*Your instructions*
Lines containing the string "JSON" are to be counted; report the total by itself.

*Supplied records*
** start **

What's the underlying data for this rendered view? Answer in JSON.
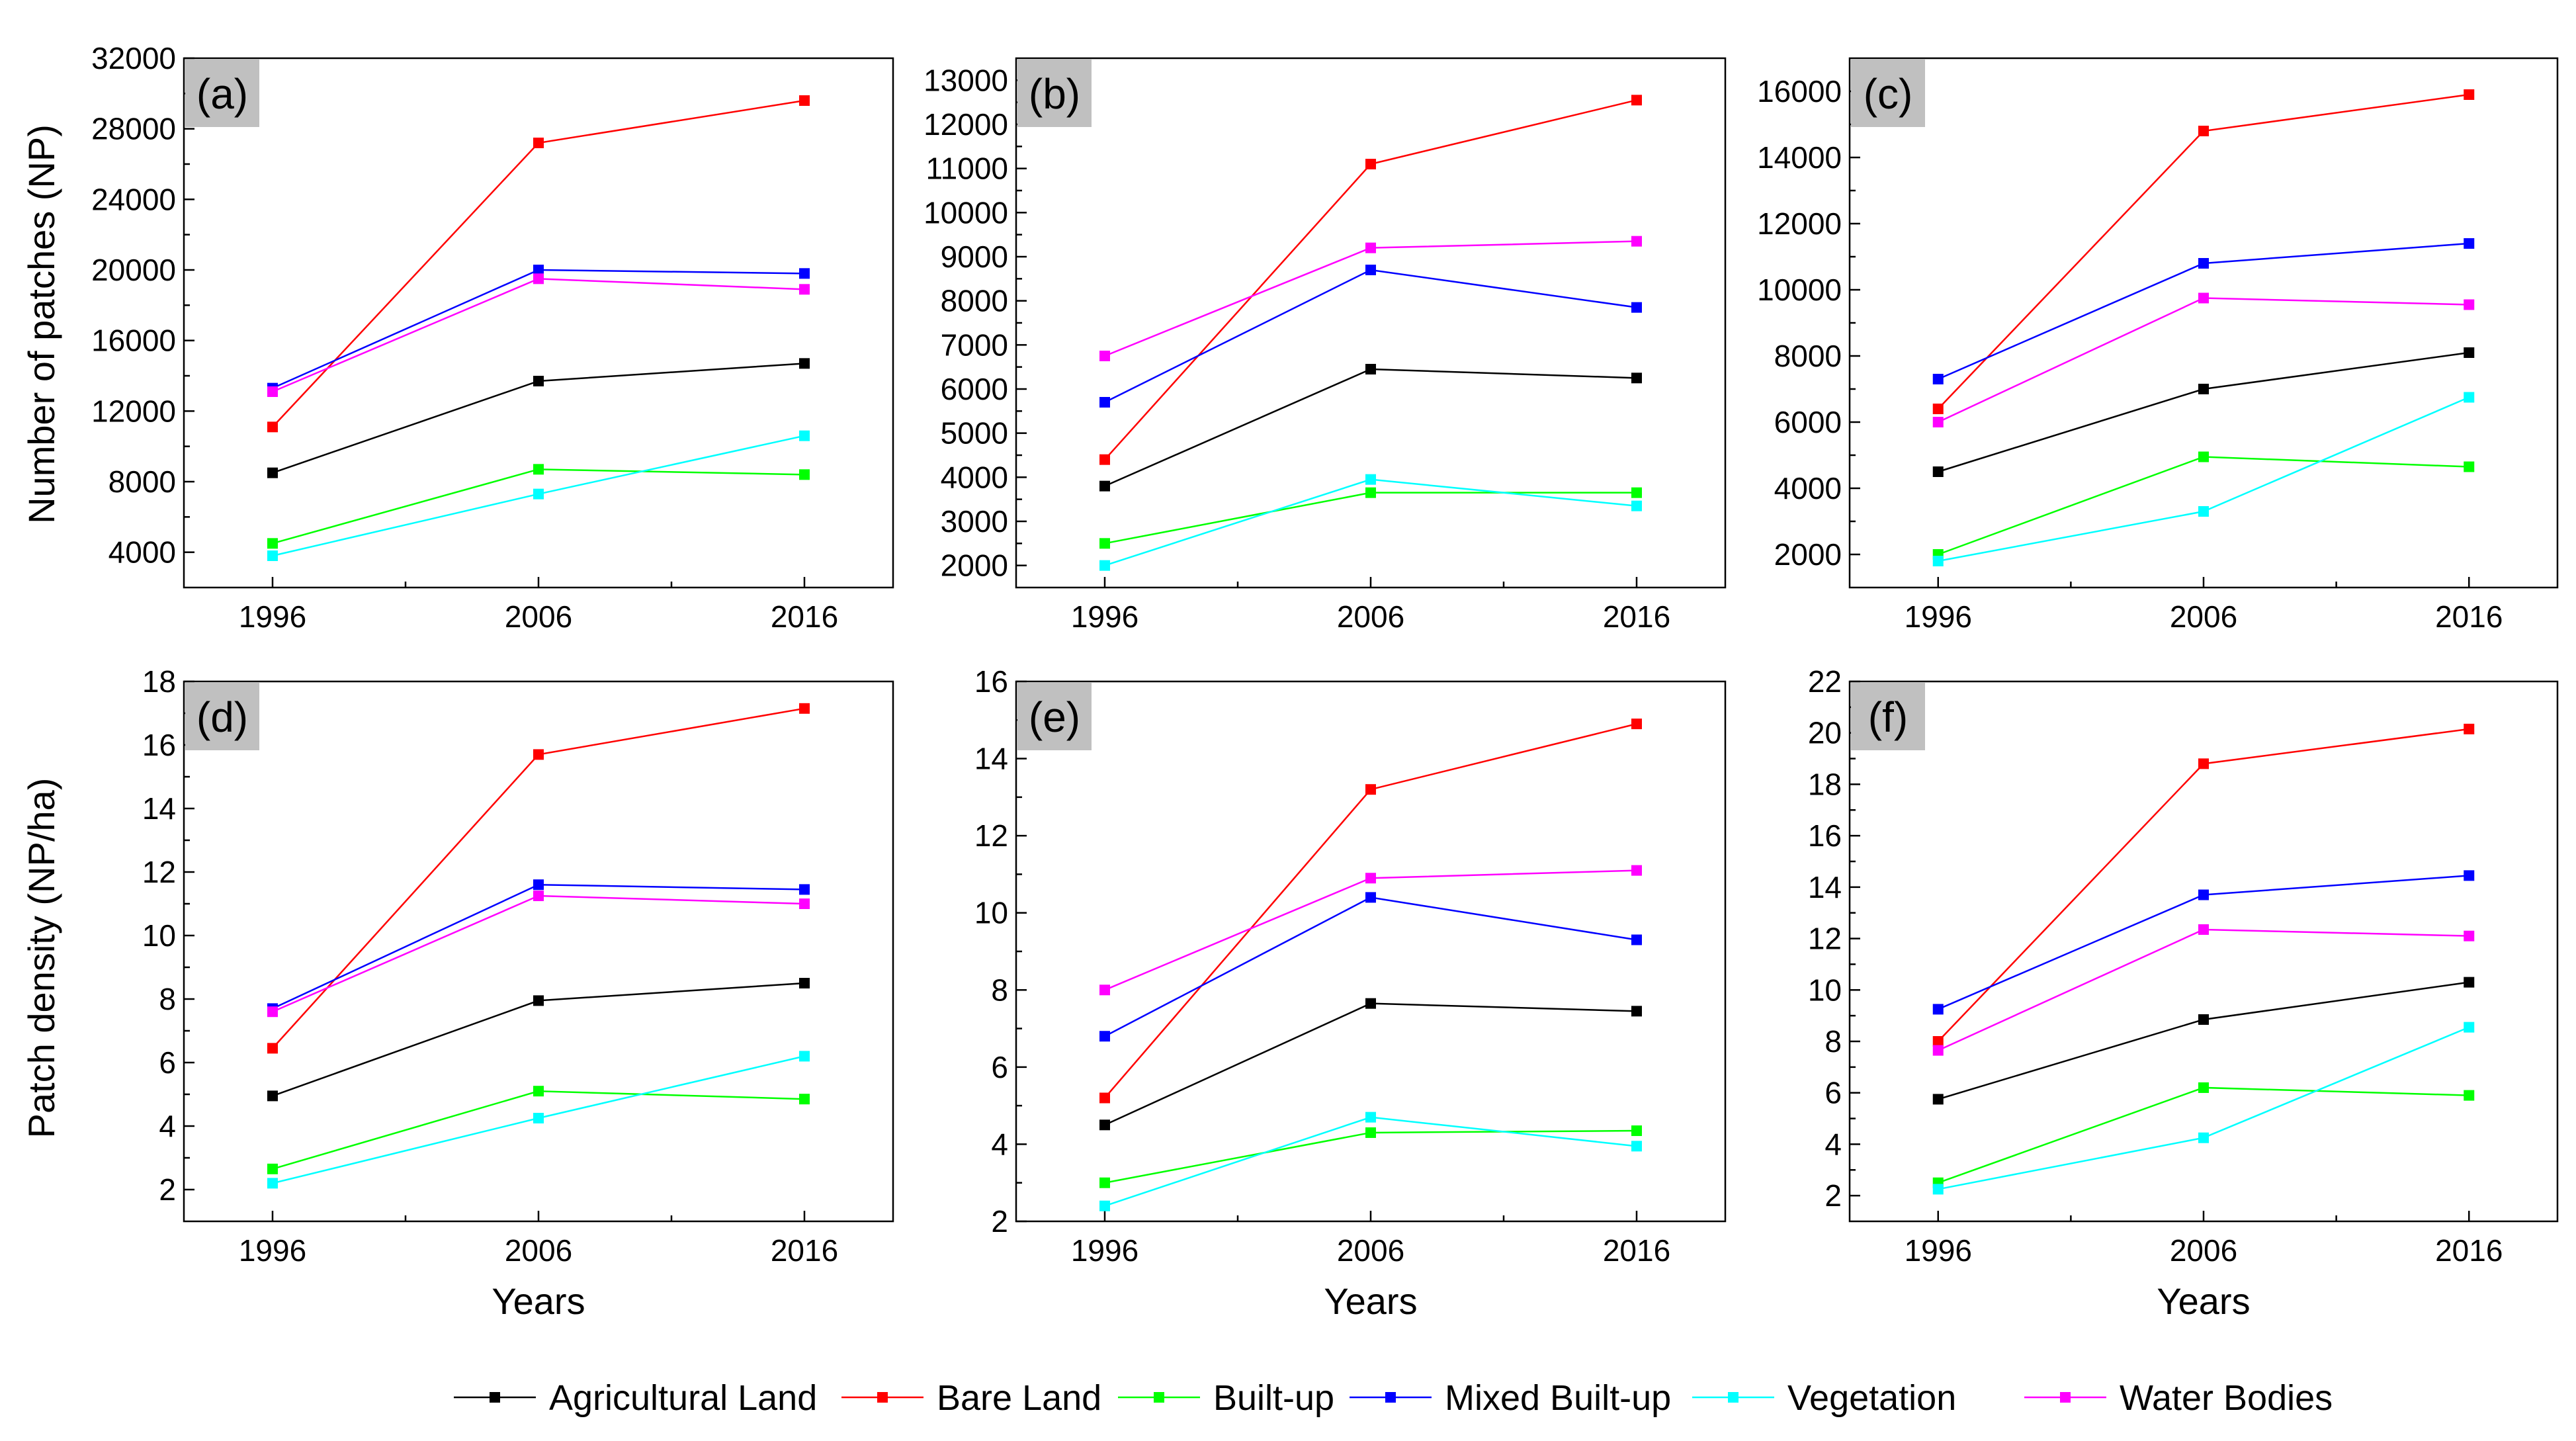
{
  "series_colors": {
    "Agricultural Land": "#000000",
    "Bare Land": "#ff0000",
    "Built-up": "#00ff00",
    "Mixed Built-up": "#0000ff",
    "Vegetation": "#00ffff",
    "Water Bodies": "#ff00ff"
  },
  "shared": {
    "ylabel_top": "Number of patches (NP)",
    "ylabel_bottom": "Patch density (NP/ha)",
    "xlabel": "Years",
    "tag_background": "#c0c0c0"
  },
  "legend": [
    "Agricultural Land",
    "Bare Land",
    "Built-up",
    "Mixed Built-up",
    "Vegetation",
    "Water Bodies"
  ],
  "chart_data": [
    {
      "type": "line",
      "panel": "(a)",
      "xlabel": "",
      "ylabel": "Number of patches (NP)",
      "categories": [
        "1996",
        "2006",
        "2016"
      ],
      "ylim": [
        2000,
        32000
      ],
      "yticks": [
        "4000",
        "8000",
        "12000",
        "16000",
        "20000",
        "24000",
        "28000",
        "32000"
      ],
      "yticks_values": [
        4000,
        8000,
        12000,
        16000,
        20000,
        24000,
        28000,
        32000
      ],
      "series": [
        {
          "name": "Agricultural Land",
          "values": [
            8500,
            13700,
            14700
          ]
        },
        {
          "name": "Bare Land",
          "values": [
            11100,
            27200,
            29600
          ]
        },
        {
          "name": "Built-up",
          "values": [
            4500,
            8700,
            8400
          ]
        },
        {
          "name": "Mixed Built-up",
          "values": [
            13300,
            20000,
            19800
          ]
        },
        {
          "name": "Vegetation",
          "values": [
            3800,
            7300,
            10600
          ]
        },
        {
          "name": "Water Bodies",
          "values": [
            13100,
            19500,
            18900
          ]
        }
      ]
    },
    {
      "type": "line",
      "panel": "(b)",
      "xlabel": "",
      "ylabel": "",
      "categories": [
        "1996",
        "2006",
        "2016"
      ],
      "ylim": [
        1500,
        13500
      ],
      "yticks": [
        "2000",
        "3000",
        "4000",
        "5000",
        "6000",
        "7000",
        "8000",
        "9000",
        "10000",
        "11000",
        "12000",
        "13000"
      ],
      "yticks_values": [
        2000,
        3000,
        4000,
        5000,
        6000,
        7000,
        8000,
        9000,
        10000,
        11000,
        12000,
        13000
      ],
      "series": [
        {
          "name": "Agricultural Land",
          "values": [
            3800,
            6450,
            6250
          ]
        },
        {
          "name": "Bare Land",
          "values": [
            4400,
            11100,
            12550
          ]
        },
        {
          "name": "Built-up",
          "values": [
            2500,
            3650,
            3650
          ]
        },
        {
          "name": "Mixed Built-up",
          "values": [
            5700,
            8700,
            7850
          ]
        },
        {
          "name": "Vegetation",
          "values": [
            2000,
            3950,
            3350
          ]
        },
        {
          "name": "Water Bodies",
          "values": [
            6750,
            9200,
            9350
          ]
        }
      ]
    },
    {
      "type": "line",
      "panel": "(c)",
      "xlabel": "",
      "ylabel": "",
      "categories": [
        "1996",
        "2006",
        "2016"
      ],
      "ylim": [
        1000,
        17000
      ],
      "yticks": [
        "2000",
        "4000",
        "6000",
        "8000",
        "10000",
        "12000",
        "14000",
        "16000"
      ],
      "yticks_values": [
        2000,
        4000,
        6000,
        8000,
        10000,
        12000,
        14000,
        16000
      ],
      "series": [
        {
          "name": "Agricultural Land",
          "values": [
            4500,
            7000,
            8100
          ]
        },
        {
          "name": "Bare Land",
          "values": [
            6400,
            14800,
            15900
          ]
        },
        {
          "name": "Built-up",
          "values": [
            2000,
            4950,
            4650
          ]
        },
        {
          "name": "Mixed Built-up",
          "values": [
            7300,
            10800,
            11400
          ]
        },
        {
          "name": "Vegetation",
          "values": [
            1800,
            3300,
            6750
          ]
        },
        {
          "name": "Water Bodies",
          "values": [
            6000,
            9750,
            9550
          ]
        }
      ]
    },
    {
      "type": "line",
      "panel": "(d)",
      "xlabel": "Years",
      "ylabel": "Patch density (NP/ha)",
      "categories": [
        "1996",
        "2006",
        "2016"
      ],
      "ylim": [
        1,
        18
      ],
      "yticks": [
        "2",
        "4",
        "6",
        "8",
        "10",
        "12",
        "14",
        "16",
        "18"
      ],
      "yticks_values": [
        2,
        4,
        6,
        8,
        10,
        12,
        14,
        16,
        18
      ],
      "series": [
        {
          "name": "Agricultural Land",
          "values": [
            4.95,
            7.95,
            8.5
          ]
        },
        {
          "name": "Bare Land",
          "values": [
            6.45,
            15.7,
            17.15
          ]
        },
        {
          "name": "Built-up",
          "values": [
            2.65,
            5.1,
            4.85
          ]
        },
        {
          "name": "Mixed Built-up",
          "values": [
            7.7,
            11.6,
            11.45
          ]
        },
        {
          "name": "Vegetation",
          "values": [
            2.2,
            4.25,
            6.2
          ]
        },
        {
          "name": "Water Bodies",
          "values": [
            7.6,
            11.25,
            11.0
          ]
        }
      ]
    },
    {
      "type": "line",
      "panel": "(e)",
      "xlabel": "Years",
      "ylabel": "",
      "categories": [
        "1996",
        "2006",
        "2016"
      ],
      "ylim": [
        2,
        16
      ],
      "yticks": [
        "2",
        "4",
        "6",
        "8",
        "10",
        "12",
        "14",
        "16"
      ],
      "yticks_values": [
        2,
        4,
        6,
        8,
        10,
        12,
        14,
        16
      ],
      "series": [
        {
          "name": "Agricultural Land",
          "values": [
            4.5,
            7.65,
            7.45
          ]
        },
        {
          "name": "Bare Land",
          "values": [
            5.2,
            13.2,
            14.9
          ]
        },
        {
          "name": "Built-up",
          "values": [
            3.0,
            4.3,
            4.35
          ]
        },
        {
          "name": "Mixed Built-up",
          "values": [
            6.8,
            10.4,
            9.3
          ]
        },
        {
          "name": "Vegetation",
          "values": [
            2.4,
            4.7,
            3.95
          ]
        },
        {
          "name": "Water Bodies",
          "values": [
            8.0,
            10.9,
            11.1
          ]
        }
      ]
    },
    {
      "type": "line",
      "panel": "(f)",
      "xlabel": "Years",
      "ylabel": "",
      "categories": [
        "1996",
        "2006",
        "2016"
      ],
      "ylim": [
        1,
        22
      ],
      "yticks": [
        "2",
        "4",
        "6",
        "8",
        "10",
        "12",
        "14",
        "16",
        "18",
        "20",
        "22"
      ],
      "yticks_values": [
        2,
        4,
        6,
        8,
        10,
        12,
        14,
        16,
        18,
        20,
        22
      ],
      "series": [
        {
          "name": "Agricultural Land",
          "values": [
            5.75,
            8.85,
            10.3
          ]
        },
        {
          "name": "Bare Land",
          "values": [
            8.0,
            18.8,
            20.15
          ]
        },
        {
          "name": "Built-up",
          "values": [
            2.5,
            6.2,
            5.9
          ]
        },
        {
          "name": "Mixed Built-up",
          "values": [
            9.25,
            13.7,
            14.45
          ]
        },
        {
          "name": "Vegetation",
          "values": [
            2.25,
            4.25,
            8.55
          ]
        },
        {
          "name": "Water Bodies",
          "values": [
            7.65,
            12.35,
            12.1
          ]
        }
      ]
    }
  ]
}
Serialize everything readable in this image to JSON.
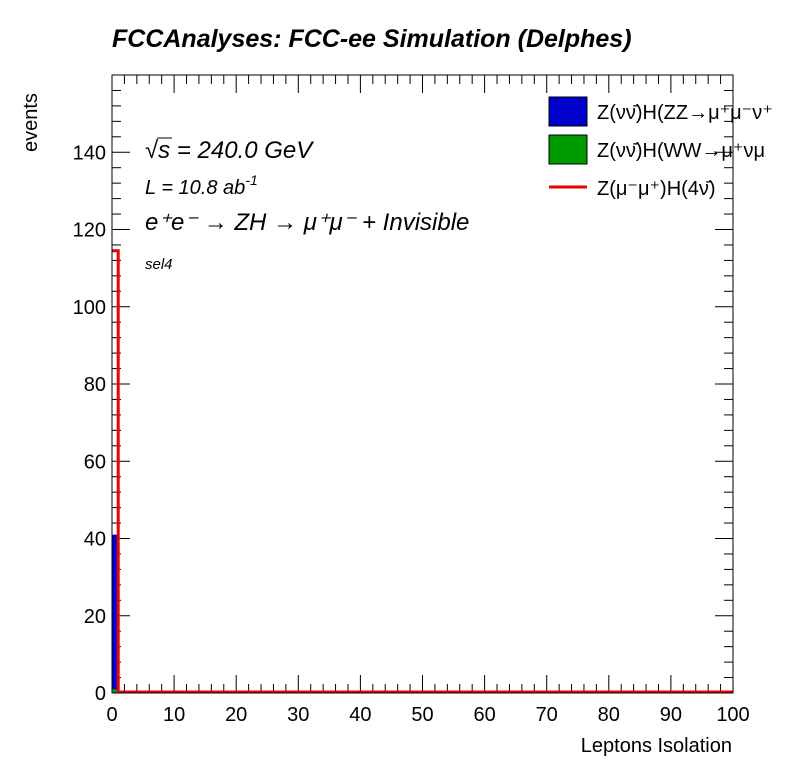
{
  "chart_data": {
    "type": "bar",
    "title": "FCCAnalyses: FCC-ee Simulation (Delphes)",
    "xlabel": "Leptons Isolation",
    "ylabel": "events",
    "xlim": [
      0,
      100
    ],
    "ylim": [
      0,
      160
    ],
    "xticks": [
      "0",
      "10",
      "20",
      "30",
      "40",
      "50",
      "60",
      "70",
      "80",
      "90",
      "100"
    ],
    "yticks": [
      "0",
      "20",
      "40",
      "60",
      "80",
      "100",
      "120",
      "140"
    ],
    "grid": false,
    "legend_position": "top-right",
    "bin_width": 1,
    "series": [
      {
        "name": "Z(νν̄)H(ZZ→μ⁺μ⁻ν⁺",
        "style": "filled",
        "color": "#0000cc",
        "bins": [
          {
            "x": 0,
            "value": 41
          }
        ]
      },
      {
        "name": "Z(νν̄)H(WW→μ⁺νμ",
        "style": "filled",
        "color": "#009900",
        "bins": [
          {
            "x": 0,
            "value": 1
          }
        ]
      },
      {
        "name": "Z(μ⁻μ⁺)H(4ν̄)",
        "style": "line",
        "color": "#ee0000",
        "bins": [
          {
            "x": 0,
            "value": 114.5
          }
        ]
      }
    ],
    "annotations": {
      "energy_sqrt": "√",
      "energy_s": "s",
      "energy_value": " = 240.0 GeV",
      "lumi_prefix": "L = 10.8 ab",
      "lumi_exp": "-1",
      "process": "e⁺e⁻ → ZH → μ⁺μ⁻ + Invisible",
      "selection": "sel4"
    }
  }
}
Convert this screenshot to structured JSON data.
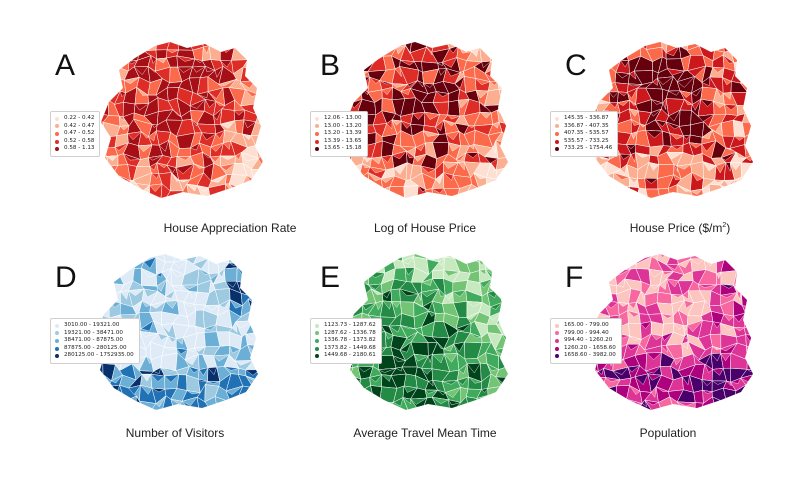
{
  "panels": [
    {
      "letter": "A",
      "caption": "House Appreciation Rate",
      "colors": [
        "#fee0d2",
        "#fcae91",
        "#fb6a4a",
        "#de2d26",
        "#a50f15"
      ],
      "legend": [
        "0.22 - 0.42",
        "0.42 - 0.47",
        "0.47 - 0.52",
        "0.52 - 0.58",
        "0.58 - 1.13"
      ]
    },
    {
      "letter": "B",
      "caption": "Log of House Price",
      "colors": [
        "#fee0d2",
        "#fcae91",
        "#fb6a4a",
        "#de2d26",
        "#67000d"
      ],
      "legend": [
        "12.06 - 13.00",
        "13.00 - 13.20",
        "13.20 - 13.39",
        "13.39 - 13.65",
        "13.65 - 15.18"
      ]
    },
    {
      "letter": "C",
      "caption": "House Price ($/m",
      "caption_sup": "2",
      "caption_tail": ")",
      "colors": [
        "#fee0d2",
        "#fcae91",
        "#fb6a4a",
        "#cb181d",
        "#67000d"
      ],
      "legend": [
        "145.35 - 336.87",
        "336.87 - 407.35",
        "407.35 - 535.57",
        "535.57 - 733.25",
        "733.25 - 1754.46"
      ]
    },
    {
      "letter": "D",
      "caption": "Number of Visitors",
      "colors": [
        "#deebf7",
        "#9ecae1",
        "#6baed6",
        "#2171b5",
        "#08306b"
      ],
      "legend": [
        "3010.00 - 19321.00",
        "19321.00 - 38471.00",
        "38471.00 - 87875.00",
        "87875.00 - 280125.00",
        "280125.00 - 1752935.00"
      ]
    },
    {
      "letter": "E",
      "caption": "Average Travel Mean Time",
      "colors": [
        "#c7e9c0",
        "#74c476",
        "#41ab5d",
        "#238b45",
        "#00441b"
      ],
      "legend": [
        "1123.73 - 1287.62",
        "1287.62 - 1336.78",
        "1336.78 - 1373.82",
        "1373.82 - 1449.68",
        "1449.68 - 2180.61"
      ]
    },
    {
      "letter": "F",
      "caption": "Population",
      "colors": [
        "#fcc5c0",
        "#f768a1",
        "#dd3497",
        "#ae017e",
        "#49006a"
      ],
      "legend": [
        "165.00 - 799.00",
        "799.00 - 994.40",
        "994.40 - 1260.20",
        "1260.20 - 1658.60",
        "1658.60 - 3982.00"
      ]
    }
  ]
}
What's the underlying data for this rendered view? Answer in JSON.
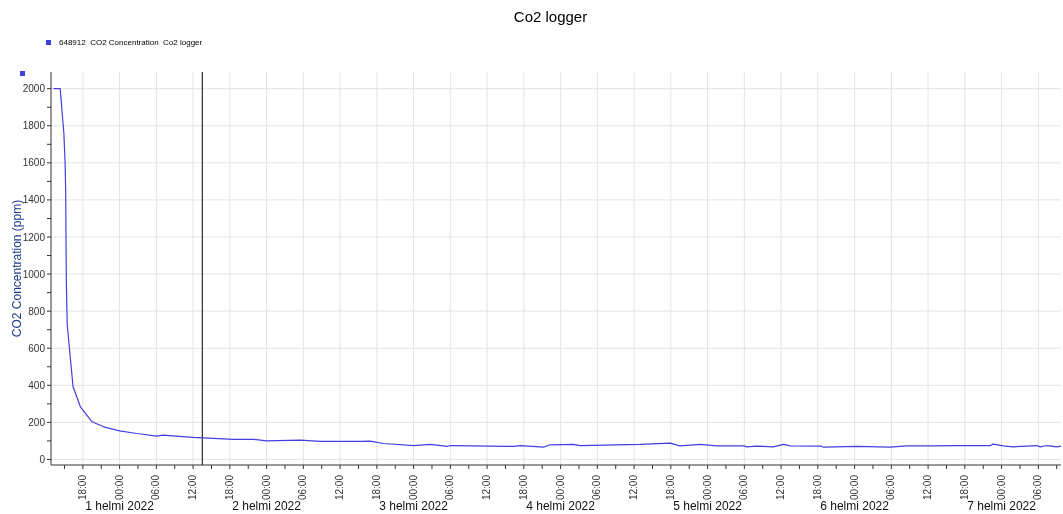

** end **

*Output of the task*
4